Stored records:
====================
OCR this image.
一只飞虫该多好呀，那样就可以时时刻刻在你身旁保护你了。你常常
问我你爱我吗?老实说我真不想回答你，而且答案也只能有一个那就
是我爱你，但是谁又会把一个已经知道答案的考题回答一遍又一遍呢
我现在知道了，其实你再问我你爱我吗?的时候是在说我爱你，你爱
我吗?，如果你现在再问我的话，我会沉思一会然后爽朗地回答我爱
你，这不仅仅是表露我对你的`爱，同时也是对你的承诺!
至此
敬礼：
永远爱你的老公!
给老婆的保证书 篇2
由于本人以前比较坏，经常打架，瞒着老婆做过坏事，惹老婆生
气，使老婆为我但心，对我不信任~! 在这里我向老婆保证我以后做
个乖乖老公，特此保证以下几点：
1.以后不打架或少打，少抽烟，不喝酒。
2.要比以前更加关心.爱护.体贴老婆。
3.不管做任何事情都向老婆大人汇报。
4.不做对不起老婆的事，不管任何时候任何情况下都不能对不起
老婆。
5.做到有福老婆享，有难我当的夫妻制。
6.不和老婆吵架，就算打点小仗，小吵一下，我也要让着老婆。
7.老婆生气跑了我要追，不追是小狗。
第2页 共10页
====================
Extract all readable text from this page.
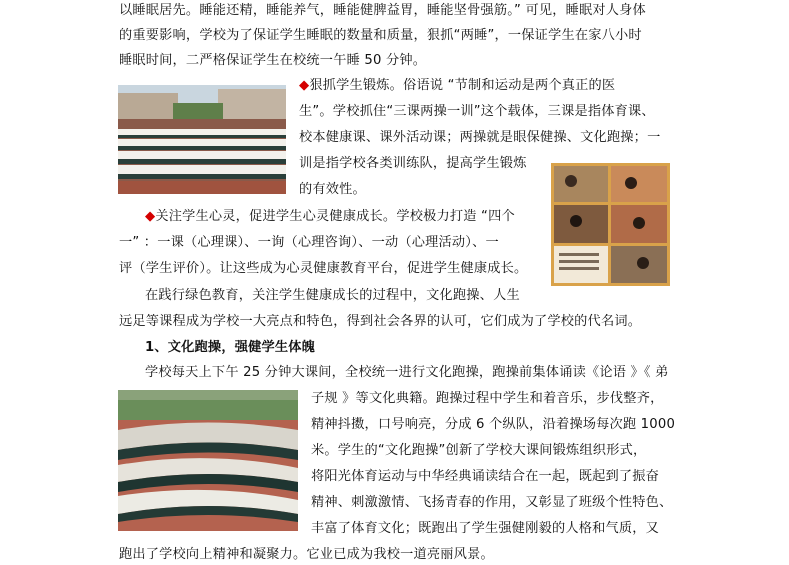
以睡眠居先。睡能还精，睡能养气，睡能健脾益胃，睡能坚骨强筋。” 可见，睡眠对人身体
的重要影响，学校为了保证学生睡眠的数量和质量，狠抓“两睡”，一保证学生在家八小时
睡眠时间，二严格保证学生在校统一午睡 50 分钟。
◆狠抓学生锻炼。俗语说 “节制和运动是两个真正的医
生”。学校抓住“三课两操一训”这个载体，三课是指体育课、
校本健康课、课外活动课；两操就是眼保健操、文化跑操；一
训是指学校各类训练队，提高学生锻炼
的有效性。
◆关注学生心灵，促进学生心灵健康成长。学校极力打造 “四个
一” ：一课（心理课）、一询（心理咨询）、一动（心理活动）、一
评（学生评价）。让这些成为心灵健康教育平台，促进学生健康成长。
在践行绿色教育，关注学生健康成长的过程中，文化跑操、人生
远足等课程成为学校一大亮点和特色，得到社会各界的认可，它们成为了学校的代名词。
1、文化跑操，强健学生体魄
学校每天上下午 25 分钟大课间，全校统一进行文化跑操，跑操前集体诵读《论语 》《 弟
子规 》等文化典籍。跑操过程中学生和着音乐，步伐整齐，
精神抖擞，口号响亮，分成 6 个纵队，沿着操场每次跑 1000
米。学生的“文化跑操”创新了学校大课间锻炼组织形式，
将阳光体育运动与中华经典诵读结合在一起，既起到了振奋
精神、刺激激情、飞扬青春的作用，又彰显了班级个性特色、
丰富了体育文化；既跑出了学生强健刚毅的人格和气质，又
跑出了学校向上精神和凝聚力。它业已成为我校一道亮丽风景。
====================
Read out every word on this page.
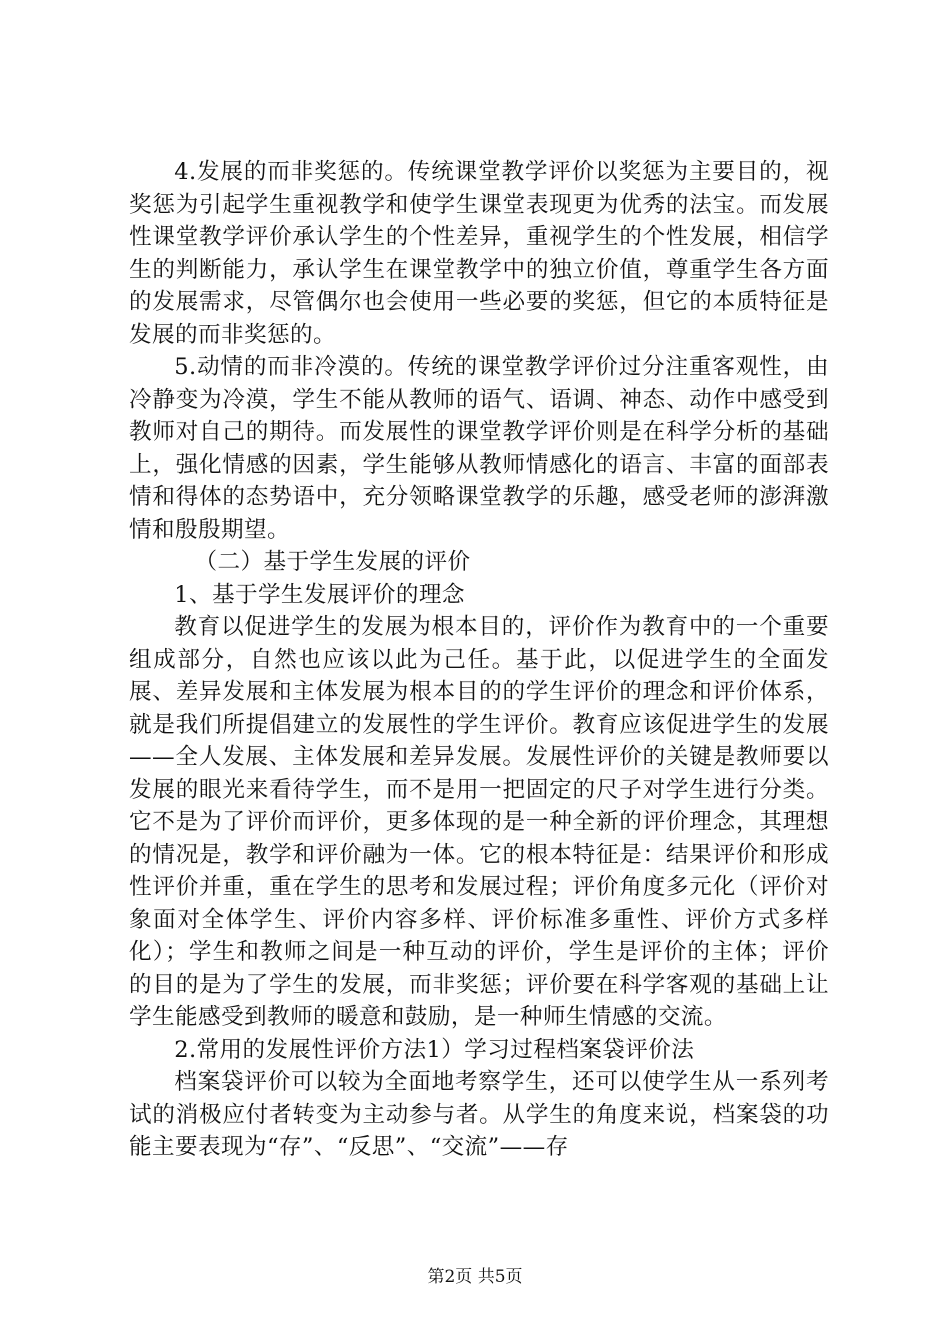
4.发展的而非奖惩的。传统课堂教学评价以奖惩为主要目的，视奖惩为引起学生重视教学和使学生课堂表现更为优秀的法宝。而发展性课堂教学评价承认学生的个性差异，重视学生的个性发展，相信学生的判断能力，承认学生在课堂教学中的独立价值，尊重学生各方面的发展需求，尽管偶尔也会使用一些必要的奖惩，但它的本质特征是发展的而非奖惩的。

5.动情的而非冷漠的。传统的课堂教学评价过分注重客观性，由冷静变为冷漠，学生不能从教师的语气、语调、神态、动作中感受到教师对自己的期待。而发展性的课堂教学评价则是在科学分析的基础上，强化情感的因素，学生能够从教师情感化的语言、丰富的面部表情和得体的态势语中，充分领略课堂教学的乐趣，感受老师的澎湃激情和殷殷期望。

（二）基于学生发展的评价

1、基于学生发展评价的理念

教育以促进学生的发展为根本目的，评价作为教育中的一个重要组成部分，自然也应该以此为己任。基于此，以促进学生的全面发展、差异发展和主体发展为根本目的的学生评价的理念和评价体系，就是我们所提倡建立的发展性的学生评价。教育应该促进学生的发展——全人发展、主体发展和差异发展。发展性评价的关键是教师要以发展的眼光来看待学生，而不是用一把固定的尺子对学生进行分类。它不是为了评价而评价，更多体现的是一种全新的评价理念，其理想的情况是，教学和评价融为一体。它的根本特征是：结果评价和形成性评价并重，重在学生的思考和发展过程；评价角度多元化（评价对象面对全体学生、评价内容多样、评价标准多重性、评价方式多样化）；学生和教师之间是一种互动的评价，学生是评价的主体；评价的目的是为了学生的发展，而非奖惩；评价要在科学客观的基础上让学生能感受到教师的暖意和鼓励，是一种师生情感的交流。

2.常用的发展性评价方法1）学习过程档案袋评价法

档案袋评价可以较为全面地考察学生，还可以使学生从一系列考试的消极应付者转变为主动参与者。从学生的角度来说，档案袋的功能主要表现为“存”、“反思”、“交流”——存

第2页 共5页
====================
EXERCISE OBJECTIVE:
Filter the listing above by the word "this"; copy each line that passes.

THE COMPLETED TASK:
OCR this image.
Extract all readable text from this page.
Read out every word on this page.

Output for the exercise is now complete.